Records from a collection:
* * * * * * *

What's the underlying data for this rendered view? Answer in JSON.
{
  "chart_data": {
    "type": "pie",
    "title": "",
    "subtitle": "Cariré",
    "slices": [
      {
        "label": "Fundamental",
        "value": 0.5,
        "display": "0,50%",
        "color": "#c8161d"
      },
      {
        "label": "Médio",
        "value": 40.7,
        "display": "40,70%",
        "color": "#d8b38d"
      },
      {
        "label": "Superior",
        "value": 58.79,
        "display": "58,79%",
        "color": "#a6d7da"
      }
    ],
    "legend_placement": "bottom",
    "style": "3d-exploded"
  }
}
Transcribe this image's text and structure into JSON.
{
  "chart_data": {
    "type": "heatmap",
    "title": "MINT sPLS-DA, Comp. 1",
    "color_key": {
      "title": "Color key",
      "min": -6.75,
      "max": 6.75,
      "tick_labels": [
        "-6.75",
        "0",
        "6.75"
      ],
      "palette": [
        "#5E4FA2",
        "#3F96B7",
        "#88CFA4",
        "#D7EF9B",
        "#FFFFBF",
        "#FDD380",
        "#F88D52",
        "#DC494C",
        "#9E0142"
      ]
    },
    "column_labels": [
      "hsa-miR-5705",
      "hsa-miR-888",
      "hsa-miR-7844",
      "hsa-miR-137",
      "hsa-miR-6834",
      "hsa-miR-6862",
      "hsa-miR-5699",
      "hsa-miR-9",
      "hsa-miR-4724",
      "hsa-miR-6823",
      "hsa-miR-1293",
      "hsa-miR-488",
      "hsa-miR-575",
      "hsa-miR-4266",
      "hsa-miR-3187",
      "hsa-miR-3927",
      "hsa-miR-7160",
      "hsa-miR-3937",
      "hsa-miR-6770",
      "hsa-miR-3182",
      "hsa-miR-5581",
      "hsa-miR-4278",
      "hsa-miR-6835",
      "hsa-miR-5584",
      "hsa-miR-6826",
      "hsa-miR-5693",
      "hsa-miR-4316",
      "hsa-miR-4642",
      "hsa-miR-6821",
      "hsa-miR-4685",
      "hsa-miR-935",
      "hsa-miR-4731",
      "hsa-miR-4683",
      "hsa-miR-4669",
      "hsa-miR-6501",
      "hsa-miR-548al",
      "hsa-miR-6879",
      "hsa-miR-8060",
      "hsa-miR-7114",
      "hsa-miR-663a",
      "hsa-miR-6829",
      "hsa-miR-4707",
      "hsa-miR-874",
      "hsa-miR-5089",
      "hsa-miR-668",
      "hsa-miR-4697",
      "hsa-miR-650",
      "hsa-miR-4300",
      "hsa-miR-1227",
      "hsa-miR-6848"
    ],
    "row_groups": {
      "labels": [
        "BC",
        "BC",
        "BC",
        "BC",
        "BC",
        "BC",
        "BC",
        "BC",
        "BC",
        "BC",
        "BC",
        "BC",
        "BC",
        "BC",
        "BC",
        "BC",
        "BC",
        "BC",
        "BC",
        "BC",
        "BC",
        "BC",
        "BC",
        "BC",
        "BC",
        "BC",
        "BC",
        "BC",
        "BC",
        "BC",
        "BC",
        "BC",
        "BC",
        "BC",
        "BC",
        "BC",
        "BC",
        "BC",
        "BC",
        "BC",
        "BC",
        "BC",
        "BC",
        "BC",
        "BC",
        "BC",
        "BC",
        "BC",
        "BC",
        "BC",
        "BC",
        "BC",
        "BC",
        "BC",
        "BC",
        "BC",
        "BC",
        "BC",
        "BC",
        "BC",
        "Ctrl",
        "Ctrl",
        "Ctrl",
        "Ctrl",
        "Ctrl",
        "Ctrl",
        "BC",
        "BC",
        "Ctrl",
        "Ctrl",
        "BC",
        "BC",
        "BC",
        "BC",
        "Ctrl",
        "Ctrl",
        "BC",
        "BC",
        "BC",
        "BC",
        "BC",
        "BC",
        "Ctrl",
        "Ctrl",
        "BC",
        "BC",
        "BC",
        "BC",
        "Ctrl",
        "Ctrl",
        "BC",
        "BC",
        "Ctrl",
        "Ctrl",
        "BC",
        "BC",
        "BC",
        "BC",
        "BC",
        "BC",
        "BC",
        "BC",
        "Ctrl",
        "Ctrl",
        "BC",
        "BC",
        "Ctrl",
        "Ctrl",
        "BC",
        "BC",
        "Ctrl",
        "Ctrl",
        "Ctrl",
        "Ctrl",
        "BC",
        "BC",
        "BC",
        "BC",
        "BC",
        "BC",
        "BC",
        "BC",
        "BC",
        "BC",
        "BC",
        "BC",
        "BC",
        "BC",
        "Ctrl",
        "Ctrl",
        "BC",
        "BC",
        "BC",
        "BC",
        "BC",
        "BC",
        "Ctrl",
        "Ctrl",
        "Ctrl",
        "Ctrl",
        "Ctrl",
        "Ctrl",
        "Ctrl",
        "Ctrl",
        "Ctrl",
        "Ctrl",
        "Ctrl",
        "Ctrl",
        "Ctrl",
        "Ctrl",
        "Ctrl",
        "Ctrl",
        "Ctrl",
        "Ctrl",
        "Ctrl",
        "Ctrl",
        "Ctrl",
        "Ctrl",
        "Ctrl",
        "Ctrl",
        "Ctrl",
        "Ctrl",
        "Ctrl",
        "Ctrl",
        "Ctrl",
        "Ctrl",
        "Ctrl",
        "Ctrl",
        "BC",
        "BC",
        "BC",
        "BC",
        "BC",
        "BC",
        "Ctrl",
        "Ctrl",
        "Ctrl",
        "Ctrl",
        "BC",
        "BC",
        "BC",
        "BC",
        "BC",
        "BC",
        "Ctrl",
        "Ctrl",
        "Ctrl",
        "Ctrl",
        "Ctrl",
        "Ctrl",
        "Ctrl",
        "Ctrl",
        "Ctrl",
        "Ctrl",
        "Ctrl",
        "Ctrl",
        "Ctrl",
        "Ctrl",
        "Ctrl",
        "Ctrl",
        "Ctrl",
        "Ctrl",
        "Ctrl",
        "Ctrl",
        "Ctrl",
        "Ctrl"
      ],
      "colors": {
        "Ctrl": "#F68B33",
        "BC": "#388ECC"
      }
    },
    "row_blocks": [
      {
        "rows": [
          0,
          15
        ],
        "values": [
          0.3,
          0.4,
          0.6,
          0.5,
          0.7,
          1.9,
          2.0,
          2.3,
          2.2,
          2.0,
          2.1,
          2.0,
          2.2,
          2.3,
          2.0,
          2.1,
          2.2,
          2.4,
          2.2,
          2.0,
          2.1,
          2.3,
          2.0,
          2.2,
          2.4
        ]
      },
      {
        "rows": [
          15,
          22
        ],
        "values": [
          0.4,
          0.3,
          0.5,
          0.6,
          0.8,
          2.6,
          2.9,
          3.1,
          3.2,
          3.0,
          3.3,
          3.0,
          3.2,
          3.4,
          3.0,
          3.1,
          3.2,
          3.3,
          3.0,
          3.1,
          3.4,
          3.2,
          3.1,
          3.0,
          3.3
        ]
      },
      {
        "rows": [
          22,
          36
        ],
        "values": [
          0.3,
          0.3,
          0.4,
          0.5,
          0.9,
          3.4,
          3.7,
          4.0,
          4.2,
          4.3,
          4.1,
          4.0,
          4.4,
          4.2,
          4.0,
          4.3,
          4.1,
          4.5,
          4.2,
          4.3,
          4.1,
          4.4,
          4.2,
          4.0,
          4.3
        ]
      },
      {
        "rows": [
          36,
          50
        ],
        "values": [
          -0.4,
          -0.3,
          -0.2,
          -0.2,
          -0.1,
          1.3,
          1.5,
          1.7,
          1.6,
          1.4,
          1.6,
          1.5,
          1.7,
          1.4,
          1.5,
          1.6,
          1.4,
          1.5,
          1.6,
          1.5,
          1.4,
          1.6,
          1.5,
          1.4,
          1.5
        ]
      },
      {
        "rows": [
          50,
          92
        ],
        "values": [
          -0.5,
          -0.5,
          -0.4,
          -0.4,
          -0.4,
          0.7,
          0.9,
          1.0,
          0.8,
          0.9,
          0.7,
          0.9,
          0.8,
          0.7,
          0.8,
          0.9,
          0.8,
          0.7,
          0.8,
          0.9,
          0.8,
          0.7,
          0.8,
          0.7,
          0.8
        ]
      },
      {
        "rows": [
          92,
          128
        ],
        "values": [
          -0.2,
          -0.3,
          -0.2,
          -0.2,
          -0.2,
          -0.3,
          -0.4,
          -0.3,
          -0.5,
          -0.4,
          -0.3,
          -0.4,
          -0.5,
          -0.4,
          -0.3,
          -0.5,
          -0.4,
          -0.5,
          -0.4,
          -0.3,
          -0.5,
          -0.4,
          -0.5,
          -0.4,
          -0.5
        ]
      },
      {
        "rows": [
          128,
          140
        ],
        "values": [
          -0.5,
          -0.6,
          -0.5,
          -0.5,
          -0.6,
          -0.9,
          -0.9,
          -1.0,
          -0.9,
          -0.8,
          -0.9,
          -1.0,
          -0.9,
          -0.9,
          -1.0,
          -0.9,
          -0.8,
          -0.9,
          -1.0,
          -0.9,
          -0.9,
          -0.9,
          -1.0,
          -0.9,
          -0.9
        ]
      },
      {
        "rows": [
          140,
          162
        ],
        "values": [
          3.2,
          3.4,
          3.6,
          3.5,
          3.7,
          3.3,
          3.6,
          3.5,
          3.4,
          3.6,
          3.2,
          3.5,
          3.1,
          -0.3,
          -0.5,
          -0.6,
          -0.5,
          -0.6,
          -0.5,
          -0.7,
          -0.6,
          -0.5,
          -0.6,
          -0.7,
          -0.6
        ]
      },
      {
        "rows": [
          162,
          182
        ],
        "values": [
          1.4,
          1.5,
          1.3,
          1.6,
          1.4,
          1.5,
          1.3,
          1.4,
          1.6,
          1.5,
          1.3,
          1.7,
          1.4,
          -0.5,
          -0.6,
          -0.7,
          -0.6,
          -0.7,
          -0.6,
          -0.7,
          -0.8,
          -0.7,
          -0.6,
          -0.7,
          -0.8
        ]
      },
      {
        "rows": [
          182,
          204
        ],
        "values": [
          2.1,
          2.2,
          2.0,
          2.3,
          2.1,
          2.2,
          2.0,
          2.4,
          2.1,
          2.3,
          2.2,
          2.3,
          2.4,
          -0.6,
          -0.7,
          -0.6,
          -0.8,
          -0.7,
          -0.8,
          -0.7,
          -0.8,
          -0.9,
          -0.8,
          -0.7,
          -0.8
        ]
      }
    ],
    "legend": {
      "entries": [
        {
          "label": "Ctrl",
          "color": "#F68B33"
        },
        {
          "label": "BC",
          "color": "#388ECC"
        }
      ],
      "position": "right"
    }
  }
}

* * * * * * *

Problem details:
Scan the material above. Extract every line in which the word "this" occurs.

Solution:
What's the underlying data for this rendered view? Answer in JSON.
Transcribe this image's text and structure into JSON.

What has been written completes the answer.